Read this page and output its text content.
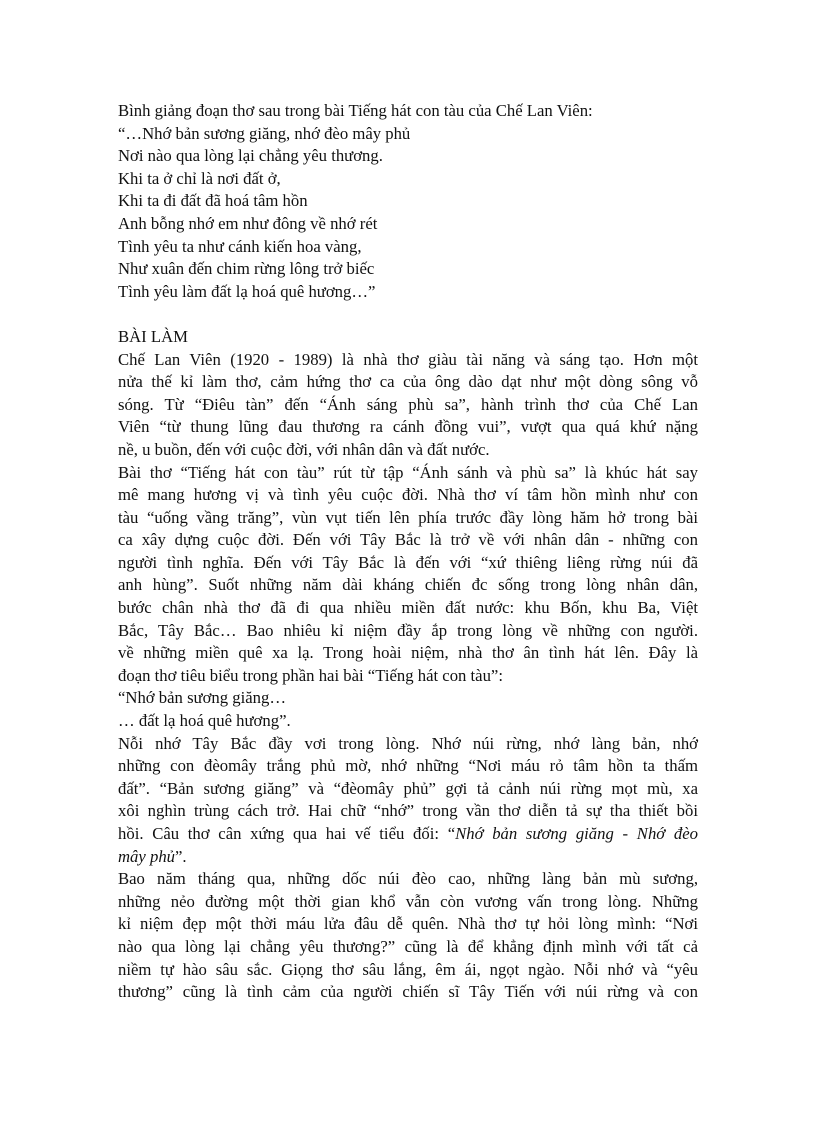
Bình giảng đoạn thơ sau trong bài Tiếng hát con tàu của Chế Lan Viên:

“…Nhớ bản sương giăng, nhớ đèo mây phủ

Nơi nào qua lòng lại chẳng yêu thương.

Khi ta ở chỉ là nơi đất ở,

Khi ta đi đất đã hoá tâm hồn

Anh bỗng nhớ em như đông về nhớ rét

Tình yêu ta như cánh kiến hoa vàng,

Như xuân đến chim rừng lông trở biếc

Tình yêu làm đất lạ hoá quê hương…”

BÀI LÀM

Chế Lan Viên (1920 - 1989) là nhà thơ giàu tài năng và sáng tạo. Hơn một
nửa thế kỉ làm thơ, cảm hứng thơ ca của ông dào dạt như một dòng sông vỗ
sóng. Từ “Điêu tàn” đến “Ánh sáng phù sa”, hành trình thơ của Chế Lan
Viên “từ thung lũng đau thương ra cánh đồng vui”, vượt qua quá khứ nặng
nề, u buồn, đến với cuộc đời, với nhân dân và đất nước.
Bài thơ “Tiếng hát con tàu” rút từ tập “Ánh sánh và phù sa” là khúc hát say
mê mang hương vị và tình yêu cuộc đời. Nhà thơ ví tâm hồn mình như con
tàu “uống vầng trăng”, vùn vụt tiến lên phía trước đầy lòng hăm hở trong bài
ca xây dựng cuộc đời. Đến với Tây Bắc là trở về với nhân dân - những con
người tình nghĩa. Đến với Tây Bắc là đến với “xứ thiêng liêng rừng núi đã
anh hùng”. Suốt những năm dài kháng chiến đc sống trong lòng nhân dân,
bước chân nhà thơ đã đi qua nhiều miền đất nước: khu Bốn, khu Ba, Việt
Bắc, Tây Bắc… Bao nhiêu kỉ niệm đầy ắp trong lòng về những con người.
về những miền quê xa lạ. Trong hoài niệm, nhà thơ ân tình hát lên. Đây là
đoạn thơ tiêu biểu trong phần hai bài “Tiếng hát con tàu”:

“Nhớ bản sương giăng…

… đất lạ hoá quê hương”.

Nỗi nhớ Tây Bắc đầy vơi trong lòng. Nhớ núi rừng, nhớ làng bản, nhớ
những con đèomây trắng phủ mờ, nhớ những “Nơi máu rỏ tâm hồn ta thấm
đất”. “Bản sương giăng” và “đèomây phủ” gợi tả cảnh núi rừng mọt mù, xa
xôi nghìn trùng cách trở. Hai chữ “nhớ” trong vần thơ diễn tả sự tha thiết bồi
hồi. Câu thơ cân xứng qua hai vế tiểu đối: “Nhớ bản sương giăng - Nhớ đèo
mây phủ”.
Bao năm tháng qua, những dốc núi đèo cao, những làng bản mù sương,
những nẻo đường một thời gian khổ vẫn còn vương vấn trong lòng. Những
kỉ niệm đẹp một thời máu lửa đâu dễ quên. Nhà thơ tự hỏi lòng mình: “Nơi
nào qua lòng lại chẳng yêu thương?” cũng là để khẳng định mình với tất cả
niềm tự hào sâu sắc. Giọng thơ sâu lắng, êm ái, ngọt ngào. Nỗi nhớ và “yêu
thương” cũng là tình cảm của người chiến sĩ Tây Tiến với núi rừng và con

* _Problem to solve_
Extract every line above that contains the word "cánh".

* _The result_
Tình yêu ta như cánh kiến hoa vàng,
Viên “từ thung lũng đau thương ra cánh đồng vui”, vượt qua quá khứ nặng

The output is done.